- Challenge
Give back exactly the lines from the one containing "Convert this document image to plain text." through the end of the records, including both, and no others.

* Begin Records provided *

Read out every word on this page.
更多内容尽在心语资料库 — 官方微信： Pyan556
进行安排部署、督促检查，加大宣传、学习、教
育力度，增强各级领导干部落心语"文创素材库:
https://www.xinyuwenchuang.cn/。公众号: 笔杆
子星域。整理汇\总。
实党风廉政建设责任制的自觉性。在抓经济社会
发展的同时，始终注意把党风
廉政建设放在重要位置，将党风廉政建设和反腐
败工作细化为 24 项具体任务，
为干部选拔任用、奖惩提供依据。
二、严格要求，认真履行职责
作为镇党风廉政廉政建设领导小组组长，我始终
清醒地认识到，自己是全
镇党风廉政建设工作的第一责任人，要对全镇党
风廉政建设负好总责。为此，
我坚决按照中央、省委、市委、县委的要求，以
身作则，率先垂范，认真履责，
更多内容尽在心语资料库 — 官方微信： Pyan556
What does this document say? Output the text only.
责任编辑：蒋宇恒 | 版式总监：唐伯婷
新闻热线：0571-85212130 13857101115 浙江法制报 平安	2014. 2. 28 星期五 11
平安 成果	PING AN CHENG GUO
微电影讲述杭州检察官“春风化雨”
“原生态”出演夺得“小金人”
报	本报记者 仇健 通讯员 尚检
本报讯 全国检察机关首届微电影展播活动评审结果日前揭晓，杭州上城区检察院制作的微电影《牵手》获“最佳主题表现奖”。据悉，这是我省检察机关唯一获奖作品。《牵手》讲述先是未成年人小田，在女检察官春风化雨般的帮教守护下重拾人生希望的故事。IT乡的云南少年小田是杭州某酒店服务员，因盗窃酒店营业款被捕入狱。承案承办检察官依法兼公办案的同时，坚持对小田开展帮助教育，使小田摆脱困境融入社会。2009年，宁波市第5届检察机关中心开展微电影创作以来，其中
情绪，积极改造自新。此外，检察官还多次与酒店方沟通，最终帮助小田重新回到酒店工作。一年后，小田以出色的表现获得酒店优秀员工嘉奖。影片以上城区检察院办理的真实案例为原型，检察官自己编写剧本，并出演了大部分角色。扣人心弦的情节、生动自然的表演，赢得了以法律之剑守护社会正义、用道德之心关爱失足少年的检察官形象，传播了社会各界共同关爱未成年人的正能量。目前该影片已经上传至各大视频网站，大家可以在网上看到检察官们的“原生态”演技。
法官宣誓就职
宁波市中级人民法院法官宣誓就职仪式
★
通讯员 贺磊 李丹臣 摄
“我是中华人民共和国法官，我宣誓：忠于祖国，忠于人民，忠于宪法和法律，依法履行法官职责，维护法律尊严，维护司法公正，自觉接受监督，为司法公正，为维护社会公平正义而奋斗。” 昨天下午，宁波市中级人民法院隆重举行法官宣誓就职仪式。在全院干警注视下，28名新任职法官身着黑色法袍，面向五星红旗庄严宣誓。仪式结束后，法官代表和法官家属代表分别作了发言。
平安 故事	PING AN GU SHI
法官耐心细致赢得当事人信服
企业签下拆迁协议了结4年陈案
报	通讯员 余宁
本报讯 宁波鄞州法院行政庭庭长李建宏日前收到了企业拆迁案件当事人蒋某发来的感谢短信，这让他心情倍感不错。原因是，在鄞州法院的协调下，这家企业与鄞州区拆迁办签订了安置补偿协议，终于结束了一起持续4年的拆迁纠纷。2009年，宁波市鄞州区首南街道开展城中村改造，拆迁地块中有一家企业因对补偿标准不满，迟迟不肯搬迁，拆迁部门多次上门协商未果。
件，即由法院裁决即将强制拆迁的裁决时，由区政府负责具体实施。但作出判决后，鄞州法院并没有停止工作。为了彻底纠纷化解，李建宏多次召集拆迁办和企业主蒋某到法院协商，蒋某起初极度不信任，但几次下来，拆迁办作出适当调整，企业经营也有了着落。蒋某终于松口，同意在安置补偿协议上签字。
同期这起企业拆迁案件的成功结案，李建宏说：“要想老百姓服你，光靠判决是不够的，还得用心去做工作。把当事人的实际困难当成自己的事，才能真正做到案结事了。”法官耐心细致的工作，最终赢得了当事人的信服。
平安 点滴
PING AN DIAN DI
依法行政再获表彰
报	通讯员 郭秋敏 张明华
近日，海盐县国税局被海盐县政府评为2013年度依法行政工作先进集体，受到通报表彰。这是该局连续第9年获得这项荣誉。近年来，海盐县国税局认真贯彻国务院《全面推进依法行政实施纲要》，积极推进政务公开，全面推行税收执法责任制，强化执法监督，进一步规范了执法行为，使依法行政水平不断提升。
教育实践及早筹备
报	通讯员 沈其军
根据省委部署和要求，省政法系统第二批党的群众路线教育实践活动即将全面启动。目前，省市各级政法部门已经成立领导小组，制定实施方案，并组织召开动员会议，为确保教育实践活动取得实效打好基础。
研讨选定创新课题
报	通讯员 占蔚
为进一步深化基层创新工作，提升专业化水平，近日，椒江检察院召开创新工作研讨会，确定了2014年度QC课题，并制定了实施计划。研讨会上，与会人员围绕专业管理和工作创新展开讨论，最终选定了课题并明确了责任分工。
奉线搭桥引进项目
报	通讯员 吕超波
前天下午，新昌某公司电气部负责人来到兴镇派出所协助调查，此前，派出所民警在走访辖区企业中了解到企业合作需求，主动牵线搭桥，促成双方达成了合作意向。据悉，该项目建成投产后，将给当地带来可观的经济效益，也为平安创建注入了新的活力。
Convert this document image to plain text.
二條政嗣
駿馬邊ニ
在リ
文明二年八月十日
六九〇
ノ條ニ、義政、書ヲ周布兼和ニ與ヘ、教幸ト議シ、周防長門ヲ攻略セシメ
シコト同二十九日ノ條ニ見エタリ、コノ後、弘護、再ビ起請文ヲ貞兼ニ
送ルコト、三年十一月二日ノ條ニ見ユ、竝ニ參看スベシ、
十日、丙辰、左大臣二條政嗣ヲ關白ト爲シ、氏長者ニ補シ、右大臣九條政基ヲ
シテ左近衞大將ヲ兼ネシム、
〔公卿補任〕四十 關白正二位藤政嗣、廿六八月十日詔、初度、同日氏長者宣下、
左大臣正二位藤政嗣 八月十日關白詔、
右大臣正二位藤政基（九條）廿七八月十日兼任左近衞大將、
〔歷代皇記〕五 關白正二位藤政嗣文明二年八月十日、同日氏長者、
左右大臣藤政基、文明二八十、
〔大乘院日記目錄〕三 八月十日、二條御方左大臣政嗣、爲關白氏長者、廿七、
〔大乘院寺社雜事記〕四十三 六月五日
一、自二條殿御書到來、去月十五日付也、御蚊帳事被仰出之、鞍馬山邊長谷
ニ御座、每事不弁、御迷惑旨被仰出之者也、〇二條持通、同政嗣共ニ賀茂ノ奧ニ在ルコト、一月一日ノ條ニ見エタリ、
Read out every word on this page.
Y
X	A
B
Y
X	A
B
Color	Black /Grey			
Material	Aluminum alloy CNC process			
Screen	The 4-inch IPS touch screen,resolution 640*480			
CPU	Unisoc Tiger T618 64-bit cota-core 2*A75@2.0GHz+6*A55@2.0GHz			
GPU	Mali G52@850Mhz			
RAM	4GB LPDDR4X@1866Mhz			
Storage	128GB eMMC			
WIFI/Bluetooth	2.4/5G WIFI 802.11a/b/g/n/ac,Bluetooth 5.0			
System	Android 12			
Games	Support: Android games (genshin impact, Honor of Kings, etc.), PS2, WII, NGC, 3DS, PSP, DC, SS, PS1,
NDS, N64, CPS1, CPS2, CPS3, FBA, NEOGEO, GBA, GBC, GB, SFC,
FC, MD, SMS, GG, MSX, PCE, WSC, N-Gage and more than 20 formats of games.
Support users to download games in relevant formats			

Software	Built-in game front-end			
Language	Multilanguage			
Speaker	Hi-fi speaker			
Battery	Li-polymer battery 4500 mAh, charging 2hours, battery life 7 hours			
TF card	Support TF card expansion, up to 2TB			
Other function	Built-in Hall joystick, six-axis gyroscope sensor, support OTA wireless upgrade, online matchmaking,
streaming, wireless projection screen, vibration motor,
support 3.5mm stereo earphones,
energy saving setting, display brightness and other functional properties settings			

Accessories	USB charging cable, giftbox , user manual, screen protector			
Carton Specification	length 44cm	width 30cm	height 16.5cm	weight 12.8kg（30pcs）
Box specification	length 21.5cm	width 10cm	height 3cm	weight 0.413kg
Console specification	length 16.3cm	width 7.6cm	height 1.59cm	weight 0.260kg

* End Records provided *

- Expected output
Convert this document image to plain text.
二條政嗣
駿馬邊ニ
在リ
文明二年八月十日
六九〇
ノ條ニ、義政、書ヲ周布兼和ニ與ヘ、教幸ト議シ、周防長門ヲ攻略セシメ
シコト同二十九日ノ條ニ見エタリ、コノ後、弘護、再ビ起請文ヲ貞兼ニ
送ルコト、三年十一月二日ノ條ニ見ユ、竝ニ參看スベシ、
十日、丙辰、左大臣二條政嗣ヲ關白ト爲シ、氏長者ニ補シ、右大臣九條政基ヲ
シテ左近衞大將ヲ兼ネシム、
〔公卿補任〕四十 關白正二位藤政嗣、廿六八月十日詔、初度、同日氏長者宣下、
左大臣正二位藤政嗣 八月十日關白詔、
右大臣正二位藤政基（九條）廿七八月十日兼任左近衞大將、
〔歷代皇記〕五 關白正二位藤政嗣文明二年八月十日、同日氏長者、
左右大臣藤政基、文明二八十、
〔大乘院日記目錄〕三 八月十日、二條御方左大臣政嗣、爲關白氏長者、廿七、
〔大乘院寺社雜事記〕四十三 六月五日
一、自二條殿御書到來、去月十五日付也、御蚊帳事被仰出之、鞍馬山邊長谷
ニ御座、每事不弁、御迷惑旨被仰出之者也、〇二條持通、同政嗣共ニ賀茂ノ奧ニ在ルコト、一月一日ノ條ニ見エタリ、
Read out every word on this page.
Y
X	A
B
Y
X	A
B
Color	Black /Grey			
Material	Aluminum alloy CNC process			
Screen	The 4-inch IPS touch screen,resolution 640*480			
CPU	Unisoc Tiger T618 64-bit cota-core 2*A75@2.0GHz+6*A55@2.0GHz			
GPU	Mali G52@850Mhz			
RAM	4GB LPDDR4X@1866Mhz			
Storage	128GB eMMC			
WIFI/Bluetooth	2.4/5G WIFI 802.11a/b/g/n/ac,Bluetooth 5.0			
System	Android 12			
Games	Support: Android games (genshin impact, Honor of Kings, etc.), PS2, WII, NGC, 3DS, PSP, DC, SS, PS1,
NDS, N64, CPS1, CPS2, CPS3, FBA, NEOGEO, GBA, GBC, GB, SFC,
FC, MD, SMS, GG, MSX, PCE, WSC, N-Gage and more than 20 formats of games.
Support users to download games in relevant formats			

Software	Built-in game front-end			
Language	Multilanguage			
Speaker	Hi-fi speaker			
Battery	Li-polymer battery 4500 mAh, charging 2hours, battery life 7 hours			
TF card	Support TF card expansion, up to 2TB			
Other function	Built-in Hall joystick, six-axis gyroscope sensor, support OTA wireless upgrade, online matchmaking,
streaming, wireless projection screen, vibration motor,
support 3.5mm stereo earphones,
energy saving setting, display brightness and other functional properties settings			

Accessories	USB charging cable, giftbox , user manual, screen protector			
Carton Specification	length 44cm	width 30cm	height 16.5cm	weight 12.8kg（30pcs）
Box specification	length 21.5cm	width 10cm	height 3cm	weight 0.413kg
Console specification	length 16.3cm	width 7.6cm	height 1.59cm	weight 0.260kg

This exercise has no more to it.